**** Provided records
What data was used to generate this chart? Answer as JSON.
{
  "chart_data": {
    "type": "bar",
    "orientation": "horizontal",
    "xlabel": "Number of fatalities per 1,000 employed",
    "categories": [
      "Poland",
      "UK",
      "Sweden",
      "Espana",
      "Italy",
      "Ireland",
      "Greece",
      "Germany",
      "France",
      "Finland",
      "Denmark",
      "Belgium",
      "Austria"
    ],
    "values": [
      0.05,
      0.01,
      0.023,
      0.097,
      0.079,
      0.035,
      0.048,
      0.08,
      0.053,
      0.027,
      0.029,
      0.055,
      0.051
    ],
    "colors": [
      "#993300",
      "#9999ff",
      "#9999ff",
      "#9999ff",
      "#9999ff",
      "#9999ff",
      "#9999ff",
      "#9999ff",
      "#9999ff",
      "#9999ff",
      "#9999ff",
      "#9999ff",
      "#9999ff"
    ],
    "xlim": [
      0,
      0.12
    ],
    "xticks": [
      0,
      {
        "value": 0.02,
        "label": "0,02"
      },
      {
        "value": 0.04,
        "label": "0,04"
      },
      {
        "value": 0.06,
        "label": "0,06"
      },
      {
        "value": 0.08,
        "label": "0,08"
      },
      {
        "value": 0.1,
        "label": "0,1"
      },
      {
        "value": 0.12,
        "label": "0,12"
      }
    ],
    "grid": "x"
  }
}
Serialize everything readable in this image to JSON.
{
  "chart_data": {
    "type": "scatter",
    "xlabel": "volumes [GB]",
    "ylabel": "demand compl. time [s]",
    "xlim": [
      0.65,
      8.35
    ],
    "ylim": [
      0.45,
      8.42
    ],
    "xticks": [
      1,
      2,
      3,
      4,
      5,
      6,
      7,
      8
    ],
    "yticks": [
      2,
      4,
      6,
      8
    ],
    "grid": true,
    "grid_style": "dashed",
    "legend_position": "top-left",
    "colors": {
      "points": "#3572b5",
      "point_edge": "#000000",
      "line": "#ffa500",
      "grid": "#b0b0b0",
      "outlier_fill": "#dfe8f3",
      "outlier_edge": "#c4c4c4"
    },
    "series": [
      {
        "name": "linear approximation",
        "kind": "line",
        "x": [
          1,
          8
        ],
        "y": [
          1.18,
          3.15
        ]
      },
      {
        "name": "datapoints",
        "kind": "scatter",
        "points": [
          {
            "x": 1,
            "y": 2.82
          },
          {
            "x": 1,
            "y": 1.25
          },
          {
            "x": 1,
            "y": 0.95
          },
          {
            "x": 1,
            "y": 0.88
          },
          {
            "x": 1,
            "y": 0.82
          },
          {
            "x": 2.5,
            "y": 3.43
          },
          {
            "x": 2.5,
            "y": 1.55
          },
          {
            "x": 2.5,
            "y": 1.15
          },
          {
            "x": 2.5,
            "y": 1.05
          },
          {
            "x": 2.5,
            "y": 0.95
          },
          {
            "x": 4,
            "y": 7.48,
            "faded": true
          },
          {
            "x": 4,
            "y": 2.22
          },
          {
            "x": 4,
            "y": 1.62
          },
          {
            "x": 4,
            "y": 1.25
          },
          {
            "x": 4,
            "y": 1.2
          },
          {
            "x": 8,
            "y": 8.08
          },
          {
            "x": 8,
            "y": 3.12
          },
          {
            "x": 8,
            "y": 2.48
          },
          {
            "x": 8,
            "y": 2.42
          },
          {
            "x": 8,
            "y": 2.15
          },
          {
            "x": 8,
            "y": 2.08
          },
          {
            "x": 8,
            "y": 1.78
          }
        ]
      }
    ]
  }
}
********
Take every line from the data above that holds "this" and copy it out.

What data was used to generate this chart? Answer as JSON.
Serialize everything readable in this image to JSON.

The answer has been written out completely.